- _The problem_: Count each line below that has "failed" anywhere in it. Answer with the total alone.

- _Input_:
• • • • •

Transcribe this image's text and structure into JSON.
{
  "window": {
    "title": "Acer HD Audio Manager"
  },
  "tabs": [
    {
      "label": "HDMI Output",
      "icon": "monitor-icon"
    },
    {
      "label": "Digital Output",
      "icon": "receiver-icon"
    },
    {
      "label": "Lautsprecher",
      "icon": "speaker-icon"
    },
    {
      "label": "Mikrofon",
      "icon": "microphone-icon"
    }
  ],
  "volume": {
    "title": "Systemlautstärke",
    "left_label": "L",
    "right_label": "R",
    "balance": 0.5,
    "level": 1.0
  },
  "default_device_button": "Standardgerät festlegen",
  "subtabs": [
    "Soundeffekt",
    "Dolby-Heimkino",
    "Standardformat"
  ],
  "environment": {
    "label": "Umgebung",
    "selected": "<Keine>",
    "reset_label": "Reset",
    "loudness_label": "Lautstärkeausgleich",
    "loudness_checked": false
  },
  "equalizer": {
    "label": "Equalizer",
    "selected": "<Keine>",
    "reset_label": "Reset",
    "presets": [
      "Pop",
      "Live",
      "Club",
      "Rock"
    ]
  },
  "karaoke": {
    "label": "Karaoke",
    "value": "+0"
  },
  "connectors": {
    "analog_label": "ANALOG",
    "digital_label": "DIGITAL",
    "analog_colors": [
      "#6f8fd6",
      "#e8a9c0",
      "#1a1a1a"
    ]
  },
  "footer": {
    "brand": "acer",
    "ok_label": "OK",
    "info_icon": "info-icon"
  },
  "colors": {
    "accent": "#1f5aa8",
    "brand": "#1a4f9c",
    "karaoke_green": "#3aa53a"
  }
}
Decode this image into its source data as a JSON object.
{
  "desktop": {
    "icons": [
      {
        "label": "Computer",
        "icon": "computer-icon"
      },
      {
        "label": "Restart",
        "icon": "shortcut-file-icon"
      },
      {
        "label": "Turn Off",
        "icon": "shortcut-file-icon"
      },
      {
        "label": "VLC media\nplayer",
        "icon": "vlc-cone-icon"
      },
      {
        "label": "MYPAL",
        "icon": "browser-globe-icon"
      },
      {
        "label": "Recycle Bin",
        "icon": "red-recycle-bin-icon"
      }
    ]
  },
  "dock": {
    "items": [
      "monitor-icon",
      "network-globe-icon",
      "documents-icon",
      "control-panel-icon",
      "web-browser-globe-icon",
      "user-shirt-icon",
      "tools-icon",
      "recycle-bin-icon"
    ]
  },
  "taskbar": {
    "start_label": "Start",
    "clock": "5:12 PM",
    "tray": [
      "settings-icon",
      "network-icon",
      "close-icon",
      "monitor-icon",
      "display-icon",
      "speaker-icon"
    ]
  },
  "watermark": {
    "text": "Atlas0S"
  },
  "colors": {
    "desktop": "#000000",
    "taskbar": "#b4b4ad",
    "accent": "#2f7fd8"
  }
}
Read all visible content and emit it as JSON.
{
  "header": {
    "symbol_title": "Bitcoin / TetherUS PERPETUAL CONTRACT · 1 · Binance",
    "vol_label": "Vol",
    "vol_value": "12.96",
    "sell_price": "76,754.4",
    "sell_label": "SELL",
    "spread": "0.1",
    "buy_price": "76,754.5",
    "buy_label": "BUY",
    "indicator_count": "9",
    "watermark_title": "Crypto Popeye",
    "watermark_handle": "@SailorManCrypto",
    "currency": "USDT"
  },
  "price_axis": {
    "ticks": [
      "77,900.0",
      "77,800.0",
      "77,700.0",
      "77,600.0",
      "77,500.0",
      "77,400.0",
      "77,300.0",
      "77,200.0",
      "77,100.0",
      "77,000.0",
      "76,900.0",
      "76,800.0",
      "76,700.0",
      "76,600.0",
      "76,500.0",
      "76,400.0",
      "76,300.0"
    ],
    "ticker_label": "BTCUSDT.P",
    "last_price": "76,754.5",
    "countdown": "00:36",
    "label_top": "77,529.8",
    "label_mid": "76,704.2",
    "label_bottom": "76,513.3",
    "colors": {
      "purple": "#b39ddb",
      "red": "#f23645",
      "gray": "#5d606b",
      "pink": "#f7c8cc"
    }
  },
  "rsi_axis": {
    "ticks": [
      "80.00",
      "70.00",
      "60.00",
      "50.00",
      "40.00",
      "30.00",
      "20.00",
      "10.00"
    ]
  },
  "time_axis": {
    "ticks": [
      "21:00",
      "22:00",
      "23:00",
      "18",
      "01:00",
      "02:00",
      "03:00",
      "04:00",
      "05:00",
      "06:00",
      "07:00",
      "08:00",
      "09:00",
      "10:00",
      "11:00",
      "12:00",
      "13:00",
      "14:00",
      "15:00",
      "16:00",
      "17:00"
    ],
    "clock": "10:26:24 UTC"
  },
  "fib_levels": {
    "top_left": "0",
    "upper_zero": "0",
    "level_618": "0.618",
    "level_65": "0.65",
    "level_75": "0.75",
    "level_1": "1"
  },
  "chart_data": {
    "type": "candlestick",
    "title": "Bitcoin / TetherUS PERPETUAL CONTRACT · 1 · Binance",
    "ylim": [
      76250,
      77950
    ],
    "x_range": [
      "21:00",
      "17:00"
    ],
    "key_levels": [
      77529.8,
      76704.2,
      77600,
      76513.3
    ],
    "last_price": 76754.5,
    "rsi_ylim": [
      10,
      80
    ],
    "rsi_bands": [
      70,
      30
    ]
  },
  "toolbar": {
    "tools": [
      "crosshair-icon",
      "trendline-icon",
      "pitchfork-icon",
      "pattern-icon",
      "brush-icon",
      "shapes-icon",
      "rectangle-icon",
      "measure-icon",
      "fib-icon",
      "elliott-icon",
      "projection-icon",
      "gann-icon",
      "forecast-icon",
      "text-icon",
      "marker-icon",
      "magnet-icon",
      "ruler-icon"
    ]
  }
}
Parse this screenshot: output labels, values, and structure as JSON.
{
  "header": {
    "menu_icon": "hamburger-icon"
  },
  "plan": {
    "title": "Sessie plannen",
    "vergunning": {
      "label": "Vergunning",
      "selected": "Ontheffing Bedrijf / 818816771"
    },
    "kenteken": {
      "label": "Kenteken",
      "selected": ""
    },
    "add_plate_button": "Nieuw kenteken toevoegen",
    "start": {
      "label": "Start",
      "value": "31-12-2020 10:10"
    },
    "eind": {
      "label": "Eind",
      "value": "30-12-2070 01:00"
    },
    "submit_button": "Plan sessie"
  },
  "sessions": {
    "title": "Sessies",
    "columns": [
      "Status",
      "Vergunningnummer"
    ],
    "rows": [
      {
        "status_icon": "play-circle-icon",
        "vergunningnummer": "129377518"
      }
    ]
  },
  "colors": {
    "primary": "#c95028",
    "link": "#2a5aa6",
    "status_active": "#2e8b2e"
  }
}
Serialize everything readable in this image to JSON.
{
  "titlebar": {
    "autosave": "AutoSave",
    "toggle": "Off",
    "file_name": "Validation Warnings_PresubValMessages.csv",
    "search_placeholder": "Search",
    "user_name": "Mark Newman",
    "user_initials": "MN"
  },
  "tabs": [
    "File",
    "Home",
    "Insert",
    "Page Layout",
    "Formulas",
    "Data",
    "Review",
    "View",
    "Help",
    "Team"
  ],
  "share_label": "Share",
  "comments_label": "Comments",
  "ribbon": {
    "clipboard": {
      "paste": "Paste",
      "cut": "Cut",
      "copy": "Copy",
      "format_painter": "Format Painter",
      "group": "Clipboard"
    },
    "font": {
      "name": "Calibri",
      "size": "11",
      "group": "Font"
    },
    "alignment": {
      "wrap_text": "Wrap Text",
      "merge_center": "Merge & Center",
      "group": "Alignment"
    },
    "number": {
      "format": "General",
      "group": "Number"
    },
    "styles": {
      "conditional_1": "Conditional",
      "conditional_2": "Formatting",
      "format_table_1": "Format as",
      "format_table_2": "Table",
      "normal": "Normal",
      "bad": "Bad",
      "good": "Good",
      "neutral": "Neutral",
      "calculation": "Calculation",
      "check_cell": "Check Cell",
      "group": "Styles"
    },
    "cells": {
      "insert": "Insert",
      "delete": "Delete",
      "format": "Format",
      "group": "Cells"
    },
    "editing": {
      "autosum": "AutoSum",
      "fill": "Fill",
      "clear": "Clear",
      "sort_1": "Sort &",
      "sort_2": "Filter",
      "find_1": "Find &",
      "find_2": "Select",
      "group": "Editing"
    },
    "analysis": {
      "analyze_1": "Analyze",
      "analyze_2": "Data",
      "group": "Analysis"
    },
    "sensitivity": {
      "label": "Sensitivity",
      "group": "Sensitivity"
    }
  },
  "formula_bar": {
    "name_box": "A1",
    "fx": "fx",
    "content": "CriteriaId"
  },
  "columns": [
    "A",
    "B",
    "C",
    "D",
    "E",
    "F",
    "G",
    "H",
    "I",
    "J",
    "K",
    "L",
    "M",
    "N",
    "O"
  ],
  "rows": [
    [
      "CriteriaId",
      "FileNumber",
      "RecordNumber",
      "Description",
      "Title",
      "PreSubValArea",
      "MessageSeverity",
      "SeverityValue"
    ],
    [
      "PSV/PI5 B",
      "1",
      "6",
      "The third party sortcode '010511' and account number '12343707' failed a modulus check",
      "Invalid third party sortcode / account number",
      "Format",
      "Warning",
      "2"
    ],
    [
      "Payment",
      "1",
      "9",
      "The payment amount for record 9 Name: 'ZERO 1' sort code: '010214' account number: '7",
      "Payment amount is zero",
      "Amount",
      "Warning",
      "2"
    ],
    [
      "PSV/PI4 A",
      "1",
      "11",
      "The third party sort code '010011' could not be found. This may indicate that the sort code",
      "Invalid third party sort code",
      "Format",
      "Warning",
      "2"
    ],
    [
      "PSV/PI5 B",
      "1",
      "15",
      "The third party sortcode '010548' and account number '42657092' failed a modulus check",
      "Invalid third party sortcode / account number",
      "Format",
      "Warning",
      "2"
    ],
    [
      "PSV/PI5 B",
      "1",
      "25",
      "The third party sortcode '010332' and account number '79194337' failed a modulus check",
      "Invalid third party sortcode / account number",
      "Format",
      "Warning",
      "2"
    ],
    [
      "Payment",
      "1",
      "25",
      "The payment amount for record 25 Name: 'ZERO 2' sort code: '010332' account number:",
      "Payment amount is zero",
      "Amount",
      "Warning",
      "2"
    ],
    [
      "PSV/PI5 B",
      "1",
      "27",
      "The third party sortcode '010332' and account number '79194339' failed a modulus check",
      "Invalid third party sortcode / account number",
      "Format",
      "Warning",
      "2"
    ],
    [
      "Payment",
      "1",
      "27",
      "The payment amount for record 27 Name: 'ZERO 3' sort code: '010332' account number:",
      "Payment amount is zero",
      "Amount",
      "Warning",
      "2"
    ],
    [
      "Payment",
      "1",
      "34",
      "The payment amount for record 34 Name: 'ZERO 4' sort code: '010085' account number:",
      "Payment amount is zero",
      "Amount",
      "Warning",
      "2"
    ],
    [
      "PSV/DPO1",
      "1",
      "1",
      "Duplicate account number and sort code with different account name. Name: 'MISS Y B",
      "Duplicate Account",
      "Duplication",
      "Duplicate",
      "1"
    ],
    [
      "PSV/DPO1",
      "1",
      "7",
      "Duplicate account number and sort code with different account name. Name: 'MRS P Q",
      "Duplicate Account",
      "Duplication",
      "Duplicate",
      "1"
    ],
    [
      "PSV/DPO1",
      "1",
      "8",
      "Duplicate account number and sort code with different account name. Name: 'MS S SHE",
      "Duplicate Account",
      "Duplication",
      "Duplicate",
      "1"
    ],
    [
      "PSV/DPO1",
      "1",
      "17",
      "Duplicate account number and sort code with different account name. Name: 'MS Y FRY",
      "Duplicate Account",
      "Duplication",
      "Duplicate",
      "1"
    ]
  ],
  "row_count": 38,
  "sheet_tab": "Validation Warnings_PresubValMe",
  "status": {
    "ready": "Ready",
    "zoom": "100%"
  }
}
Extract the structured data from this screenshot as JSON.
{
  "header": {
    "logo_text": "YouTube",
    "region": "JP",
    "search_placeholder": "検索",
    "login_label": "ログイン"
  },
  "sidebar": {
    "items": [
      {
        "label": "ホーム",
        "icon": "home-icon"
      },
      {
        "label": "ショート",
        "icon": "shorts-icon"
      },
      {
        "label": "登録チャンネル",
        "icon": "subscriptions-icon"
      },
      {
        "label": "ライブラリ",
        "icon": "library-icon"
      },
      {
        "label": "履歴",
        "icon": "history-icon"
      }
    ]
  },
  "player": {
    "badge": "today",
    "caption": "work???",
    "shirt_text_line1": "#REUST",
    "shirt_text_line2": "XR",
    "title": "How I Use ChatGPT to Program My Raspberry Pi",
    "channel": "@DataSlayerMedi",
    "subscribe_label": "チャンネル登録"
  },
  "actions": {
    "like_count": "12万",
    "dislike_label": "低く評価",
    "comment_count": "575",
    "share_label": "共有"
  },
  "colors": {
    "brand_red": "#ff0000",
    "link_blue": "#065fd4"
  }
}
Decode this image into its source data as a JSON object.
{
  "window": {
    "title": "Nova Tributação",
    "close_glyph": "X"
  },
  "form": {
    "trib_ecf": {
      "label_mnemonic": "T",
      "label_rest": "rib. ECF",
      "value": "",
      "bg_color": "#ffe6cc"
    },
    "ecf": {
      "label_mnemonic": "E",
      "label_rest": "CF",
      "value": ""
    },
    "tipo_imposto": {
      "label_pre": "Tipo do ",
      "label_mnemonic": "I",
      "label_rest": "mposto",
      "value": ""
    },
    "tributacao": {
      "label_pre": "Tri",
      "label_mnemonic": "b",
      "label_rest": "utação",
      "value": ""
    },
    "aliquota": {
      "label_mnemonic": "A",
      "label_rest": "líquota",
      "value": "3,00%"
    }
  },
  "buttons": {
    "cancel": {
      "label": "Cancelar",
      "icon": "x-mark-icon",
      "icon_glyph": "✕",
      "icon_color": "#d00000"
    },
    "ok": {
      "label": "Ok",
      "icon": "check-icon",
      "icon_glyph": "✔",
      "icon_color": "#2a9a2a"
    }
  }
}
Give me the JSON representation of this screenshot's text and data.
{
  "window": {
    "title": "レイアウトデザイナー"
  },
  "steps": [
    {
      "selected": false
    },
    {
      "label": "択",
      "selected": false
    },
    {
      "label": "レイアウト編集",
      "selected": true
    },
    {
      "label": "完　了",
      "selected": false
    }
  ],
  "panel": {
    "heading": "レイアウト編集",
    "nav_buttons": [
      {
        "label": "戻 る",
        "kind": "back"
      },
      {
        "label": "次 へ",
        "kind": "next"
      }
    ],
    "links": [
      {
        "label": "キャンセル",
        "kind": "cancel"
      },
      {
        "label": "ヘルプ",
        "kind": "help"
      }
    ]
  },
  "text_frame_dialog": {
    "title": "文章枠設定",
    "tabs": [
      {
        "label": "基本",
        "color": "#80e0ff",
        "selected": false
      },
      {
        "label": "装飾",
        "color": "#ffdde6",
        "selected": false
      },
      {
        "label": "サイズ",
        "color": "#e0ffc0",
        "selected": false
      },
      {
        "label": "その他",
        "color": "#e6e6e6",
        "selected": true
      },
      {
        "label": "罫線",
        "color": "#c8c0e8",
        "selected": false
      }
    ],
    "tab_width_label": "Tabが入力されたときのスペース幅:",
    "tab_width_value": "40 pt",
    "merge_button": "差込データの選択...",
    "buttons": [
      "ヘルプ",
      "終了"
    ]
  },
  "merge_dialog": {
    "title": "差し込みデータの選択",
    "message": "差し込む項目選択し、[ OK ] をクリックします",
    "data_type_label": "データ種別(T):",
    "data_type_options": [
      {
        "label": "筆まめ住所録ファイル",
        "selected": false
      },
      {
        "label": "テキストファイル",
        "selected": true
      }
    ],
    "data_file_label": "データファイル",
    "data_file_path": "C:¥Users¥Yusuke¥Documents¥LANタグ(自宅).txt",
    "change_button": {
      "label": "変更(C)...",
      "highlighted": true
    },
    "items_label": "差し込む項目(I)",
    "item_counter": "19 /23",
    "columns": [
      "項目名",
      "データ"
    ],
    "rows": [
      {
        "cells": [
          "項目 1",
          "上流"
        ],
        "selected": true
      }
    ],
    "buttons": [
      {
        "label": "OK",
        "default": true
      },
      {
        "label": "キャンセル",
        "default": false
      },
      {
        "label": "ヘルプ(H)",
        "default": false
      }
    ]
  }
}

• • • • •

- _Task solution_: 4